===== Records shown
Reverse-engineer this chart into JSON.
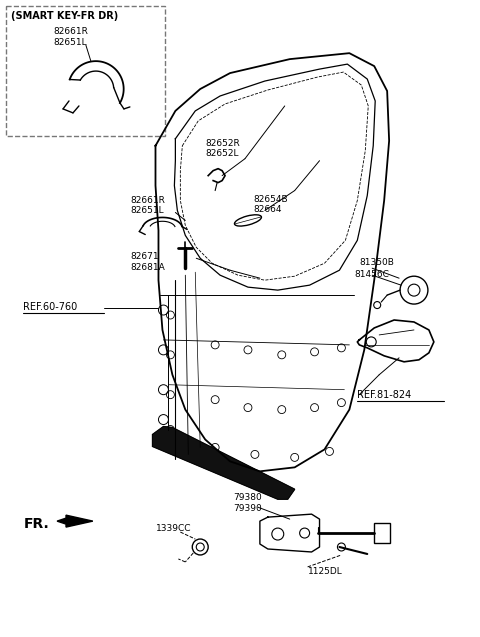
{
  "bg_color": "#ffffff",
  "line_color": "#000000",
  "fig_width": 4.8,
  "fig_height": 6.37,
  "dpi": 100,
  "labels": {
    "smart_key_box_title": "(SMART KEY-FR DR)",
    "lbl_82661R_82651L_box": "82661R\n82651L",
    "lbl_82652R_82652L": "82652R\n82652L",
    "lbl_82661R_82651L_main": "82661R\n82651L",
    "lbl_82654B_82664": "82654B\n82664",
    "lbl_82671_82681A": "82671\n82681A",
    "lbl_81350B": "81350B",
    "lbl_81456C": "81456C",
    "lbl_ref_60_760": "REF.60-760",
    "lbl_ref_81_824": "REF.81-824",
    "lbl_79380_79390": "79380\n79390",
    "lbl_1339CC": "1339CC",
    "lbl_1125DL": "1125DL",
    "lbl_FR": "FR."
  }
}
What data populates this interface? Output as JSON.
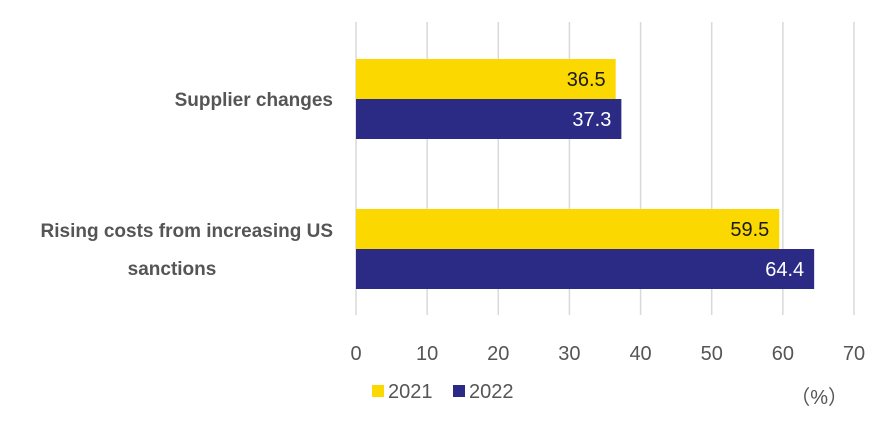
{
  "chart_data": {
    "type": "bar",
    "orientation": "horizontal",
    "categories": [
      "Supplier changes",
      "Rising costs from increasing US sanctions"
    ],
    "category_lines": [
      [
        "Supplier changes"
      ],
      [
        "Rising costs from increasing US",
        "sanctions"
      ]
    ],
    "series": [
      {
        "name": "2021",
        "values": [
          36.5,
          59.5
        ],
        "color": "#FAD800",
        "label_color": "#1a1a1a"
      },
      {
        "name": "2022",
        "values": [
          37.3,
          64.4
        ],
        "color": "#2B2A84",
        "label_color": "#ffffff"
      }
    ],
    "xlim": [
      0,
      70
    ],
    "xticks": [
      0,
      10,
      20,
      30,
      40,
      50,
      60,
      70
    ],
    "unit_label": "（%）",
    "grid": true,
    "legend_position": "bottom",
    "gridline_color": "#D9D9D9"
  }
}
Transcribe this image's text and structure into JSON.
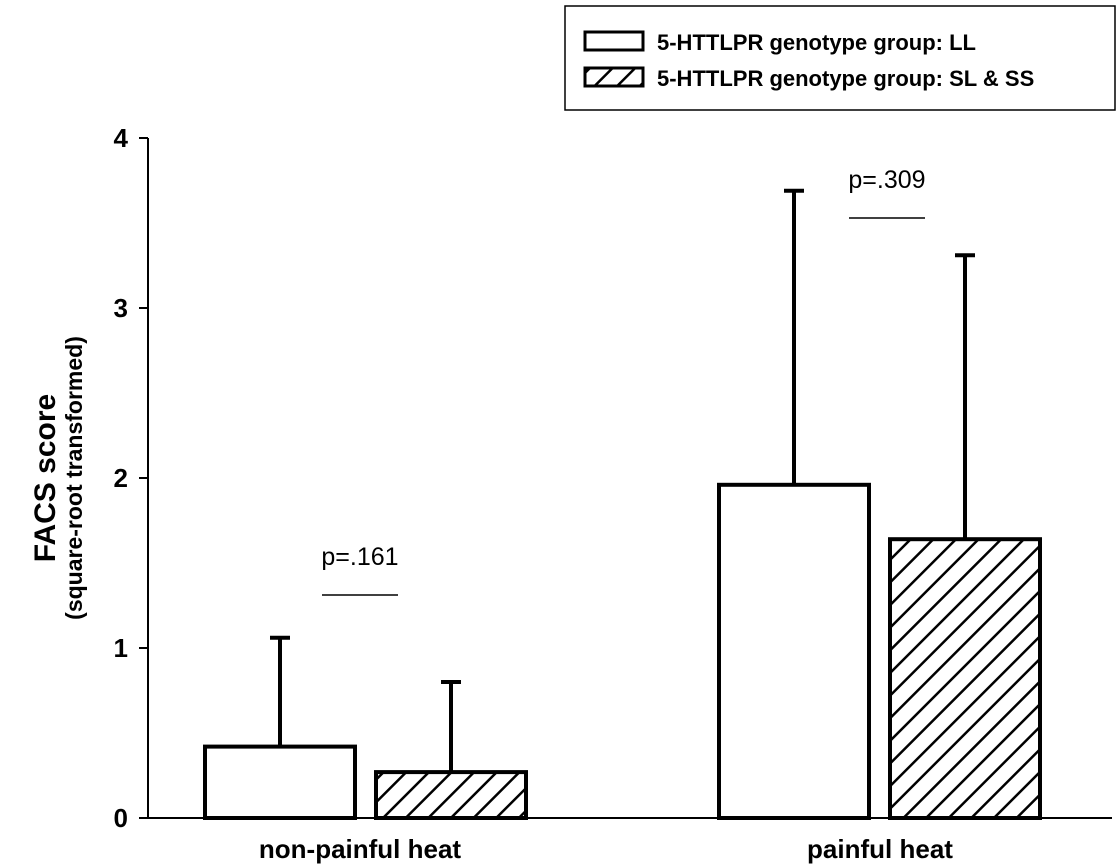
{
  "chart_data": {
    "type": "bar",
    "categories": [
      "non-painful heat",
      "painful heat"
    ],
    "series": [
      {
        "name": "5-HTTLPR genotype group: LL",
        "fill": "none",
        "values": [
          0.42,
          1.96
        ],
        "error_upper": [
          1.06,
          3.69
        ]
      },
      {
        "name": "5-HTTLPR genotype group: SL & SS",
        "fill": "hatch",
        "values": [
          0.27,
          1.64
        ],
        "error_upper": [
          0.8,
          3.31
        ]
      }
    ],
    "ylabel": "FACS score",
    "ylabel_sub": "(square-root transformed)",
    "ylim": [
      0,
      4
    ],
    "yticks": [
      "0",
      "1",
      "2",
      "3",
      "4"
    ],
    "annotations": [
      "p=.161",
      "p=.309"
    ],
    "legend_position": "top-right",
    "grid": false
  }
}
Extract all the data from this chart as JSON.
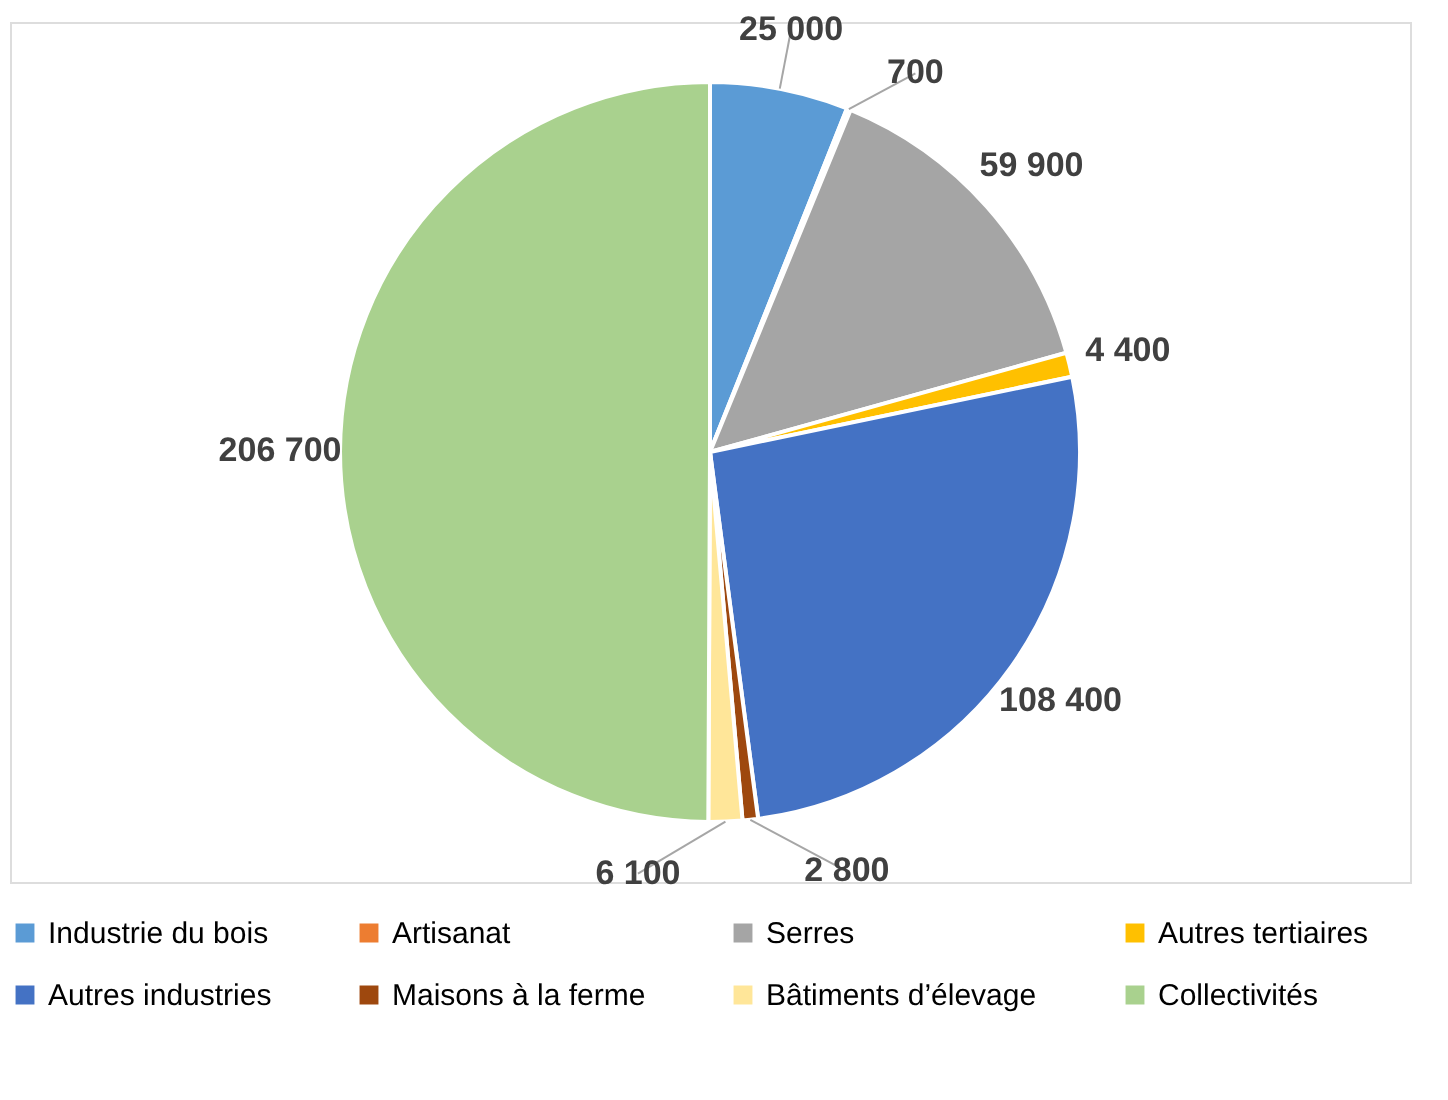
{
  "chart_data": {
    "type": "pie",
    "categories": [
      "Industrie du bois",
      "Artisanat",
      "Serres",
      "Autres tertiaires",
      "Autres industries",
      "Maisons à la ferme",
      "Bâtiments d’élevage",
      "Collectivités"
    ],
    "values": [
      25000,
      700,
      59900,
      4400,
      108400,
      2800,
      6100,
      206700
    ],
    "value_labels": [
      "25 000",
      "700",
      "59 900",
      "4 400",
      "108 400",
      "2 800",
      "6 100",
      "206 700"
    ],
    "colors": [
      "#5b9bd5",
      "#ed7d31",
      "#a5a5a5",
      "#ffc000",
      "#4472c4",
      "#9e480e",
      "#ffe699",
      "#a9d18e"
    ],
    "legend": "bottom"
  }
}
==========
Written instruction:
Pull out all lines of the data with the string "name".

Solution:
        "name": "2021",
        "name": "2022",
        "name": "5-HTTLPR genotype group: LL",
        "name": "5-HTTLPR genotype group: SL & SS",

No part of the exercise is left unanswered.